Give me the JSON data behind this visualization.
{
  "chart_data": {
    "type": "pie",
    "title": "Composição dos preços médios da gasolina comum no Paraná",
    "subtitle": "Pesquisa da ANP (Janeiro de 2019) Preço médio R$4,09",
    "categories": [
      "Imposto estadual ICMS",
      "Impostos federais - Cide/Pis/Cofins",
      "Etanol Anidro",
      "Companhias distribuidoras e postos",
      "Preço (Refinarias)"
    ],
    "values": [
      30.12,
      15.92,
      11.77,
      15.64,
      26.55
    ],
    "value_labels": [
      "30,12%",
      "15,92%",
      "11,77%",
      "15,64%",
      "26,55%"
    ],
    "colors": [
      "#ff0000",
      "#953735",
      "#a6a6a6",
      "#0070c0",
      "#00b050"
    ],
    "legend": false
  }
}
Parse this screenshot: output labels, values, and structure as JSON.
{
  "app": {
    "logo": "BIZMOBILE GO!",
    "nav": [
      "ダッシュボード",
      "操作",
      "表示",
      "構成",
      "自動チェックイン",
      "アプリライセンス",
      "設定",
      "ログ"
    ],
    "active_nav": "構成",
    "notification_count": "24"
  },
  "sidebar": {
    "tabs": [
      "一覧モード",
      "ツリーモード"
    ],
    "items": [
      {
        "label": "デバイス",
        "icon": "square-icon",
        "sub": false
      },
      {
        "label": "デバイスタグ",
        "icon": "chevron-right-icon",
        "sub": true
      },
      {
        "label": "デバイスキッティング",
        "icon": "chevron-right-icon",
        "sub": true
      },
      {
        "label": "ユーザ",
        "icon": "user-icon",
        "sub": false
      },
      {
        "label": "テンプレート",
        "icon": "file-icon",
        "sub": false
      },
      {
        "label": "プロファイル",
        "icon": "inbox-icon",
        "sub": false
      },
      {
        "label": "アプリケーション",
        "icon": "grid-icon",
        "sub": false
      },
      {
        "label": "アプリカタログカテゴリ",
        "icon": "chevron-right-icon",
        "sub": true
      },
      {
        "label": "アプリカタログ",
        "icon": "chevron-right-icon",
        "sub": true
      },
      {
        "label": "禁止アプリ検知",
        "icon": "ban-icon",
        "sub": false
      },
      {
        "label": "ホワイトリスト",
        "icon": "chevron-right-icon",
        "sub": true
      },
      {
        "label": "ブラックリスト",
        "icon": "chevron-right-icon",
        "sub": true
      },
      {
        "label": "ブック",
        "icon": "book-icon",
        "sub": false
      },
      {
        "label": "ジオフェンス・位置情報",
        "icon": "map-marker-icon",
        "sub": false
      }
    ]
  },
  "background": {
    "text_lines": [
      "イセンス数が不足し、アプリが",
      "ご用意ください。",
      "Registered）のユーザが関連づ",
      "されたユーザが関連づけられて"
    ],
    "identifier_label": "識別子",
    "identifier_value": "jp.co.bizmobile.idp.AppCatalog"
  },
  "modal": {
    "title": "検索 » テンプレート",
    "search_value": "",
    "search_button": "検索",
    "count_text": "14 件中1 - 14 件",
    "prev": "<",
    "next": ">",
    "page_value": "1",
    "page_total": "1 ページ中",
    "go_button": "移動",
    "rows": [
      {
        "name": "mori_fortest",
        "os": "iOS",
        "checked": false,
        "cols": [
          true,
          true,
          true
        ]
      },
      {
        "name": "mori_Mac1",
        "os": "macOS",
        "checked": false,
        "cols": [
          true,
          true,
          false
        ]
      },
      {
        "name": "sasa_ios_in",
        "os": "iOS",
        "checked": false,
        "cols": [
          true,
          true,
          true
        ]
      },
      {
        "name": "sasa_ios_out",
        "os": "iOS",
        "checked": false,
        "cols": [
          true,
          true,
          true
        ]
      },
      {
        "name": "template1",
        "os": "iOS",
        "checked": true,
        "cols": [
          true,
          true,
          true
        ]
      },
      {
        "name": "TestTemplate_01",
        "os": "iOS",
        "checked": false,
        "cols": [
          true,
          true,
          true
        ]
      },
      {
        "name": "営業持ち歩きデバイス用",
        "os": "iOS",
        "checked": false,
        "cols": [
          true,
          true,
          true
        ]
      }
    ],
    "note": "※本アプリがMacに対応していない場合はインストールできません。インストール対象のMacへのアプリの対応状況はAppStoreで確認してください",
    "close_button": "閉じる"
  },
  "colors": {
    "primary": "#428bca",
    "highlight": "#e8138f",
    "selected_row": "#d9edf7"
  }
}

★ ★ ★ ★ ★

**TASK PROMPT:** Copy all the records above precisely.

**RESPONSE FOR THIS EXERCISE:**
Give me the JSON data behind this visualization.
{
  "chart_data": {
    "type": "pie",
    "title": "Composição dos preços médios da gasolina comum no Paraná",
    "subtitle": "Pesquisa da ANP (Janeiro de 2019) Preço médio R$4,09",
    "categories": [
      "Imposto estadual ICMS",
      "Impostos federais - Cide/Pis/Cofins",
      "Etanol Anidro",
      "Companhias distribuidoras e postos",
      "Preço (Refinarias)"
    ],
    "values": [
      30.12,
      15.92,
      11.77,
      15.64,
      26.55
    ],
    "value_labels": [
      "30,12%",
      "15,92%",
      "11,77%",
      "15,64%",
      "26,55%"
    ],
    "colors": [
      "#ff0000",
      "#953735",
      "#a6a6a6",
      "#0070c0",
      "#00b050"
    ],
    "legend": false
  }
}
Parse this screenshot: output labels, values, and structure as JSON.
{
  "app": {
    "logo": "BIZMOBILE GO!",
    "nav": [
      "ダッシュボード",
      "操作",
      "表示",
      "構成",
      "自動チェックイン",
      "アプリライセンス",
      "設定",
      "ログ"
    ],
    "active_nav": "構成",
    "notification_count": "24"
  },
  "sidebar": {
    "tabs": [
      "一覧モード",
      "ツリーモード"
    ],
    "items": [
      {
        "label": "デバイス",
        "icon": "square-icon",
        "sub": false
      },
      {
        "label": "デバイスタグ",
        "icon": "chevron-right-icon",
        "sub": true
      },
      {
        "label": "デバイスキッティング",
        "icon": "chevron-right-icon",
        "sub": true
      },
      {
        "label": "ユーザ",
        "icon": "user-icon",
        "sub": false
      },
      {
        "label": "テンプレート",
        "icon": "file-icon",
        "sub": false
      },
      {
        "label": "プロファイル",
        "icon": "inbox-icon",
        "sub": false
      },
      {
        "label": "アプリケーション",
        "icon": "grid-icon",
        "sub": false
      },
      {
        "label": "アプリカタログカテゴリ",
        "icon": "chevron-right-icon",
        "sub": true
      },
      {
        "label": "アプリカタログ",
        "icon": "chevron-right-icon",
        "sub": true
      },
      {
        "label": "禁止アプリ検知",
        "icon": "ban-icon",
        "sub": false
      },
      {
        "label": "ホワイトリスト",
        "icon": "chevron-right-icon",
        "sub": true
      },
      {
        "label": "ブラックリスト",
        "icon": "chevron-right-icon",
        "sub": true
      },
      {
        "label": "ブック",
        "icon": "book-icon",
        "sub": false
      },
      {
        "label": "ジオフェンス・位置情報",
        "icon": "map-marker-icon",
        "sub": false
      }
    ]
  },
  "background": {
    "text_lines": [
      "イセンス数が不足し、アプリが",
      "ご用意ください。",
      "Registered）のユーザが関連づ",
      "されたユーザが関連づけられて"
    ],
    "identifier_label": "識別子",
    "identifier_value": "jp.co.bizmobile.idp.AppCatalog"
  },
  "modal": {
    "title": "検索 » テンプレート",
    "search_value": "",
    "search_button": "検索",
    "count_text": "14 件中1 - 14 件",
    "prev": "<",
    "next": ">",
    "page_value": "1",
    "page_total": "1 ページ中",
    "go_button": "移動",
    "rows": [
      {
        "name": "mori_fortest",
        "os": "iOS",
        "checked": false,
        "cols": [
          true,
          true,
          true
        ]
      },
      {
        "name": "mori_Mac1",
        "os": "macOS",
        "checked": false,
        "cols": [
          true,
          true,
          false
        ]
      },
      {
        "name": "sasa_ios_in",
        "os": "iOS",
        "checked": false,
        "cols": [
          true,
          true,
          true
        ]
      },
      {
        "name": "sasa_ios_out",
        "os": "iOS",
        "checked": false,
        "cols": [
          true,
          true,
          true
        ]
      },
      {
        "name": "template1",
        "os": "iOS",
        "checked": true,
        "cols": [
          true,
          true,
          true
        ]
      },
      {
        "name": "TestTemplate_01",
        "os": "iOS",
        "checked": false,
        "cols": [
          true,
          true,
          true
        ]
      },
      {
        "name": "営業持ち歩きデバイス用",
        "os": "iOS",
        "checked": false,
        "cols": [
          true,
          true,
          true
        ]
      }
    ],
    "note": "※本アプリがMacに対応していない場合はインストールできません。インストール対象のMacへのアプリの対応状況はAppStoreで確認してください",
    "close_button": "閉じる"
  },
  "colors": {
    "primary": "#428bca",
    "highlight": "#e8138f",
    "selected_row": "#d9edf7"
  }
}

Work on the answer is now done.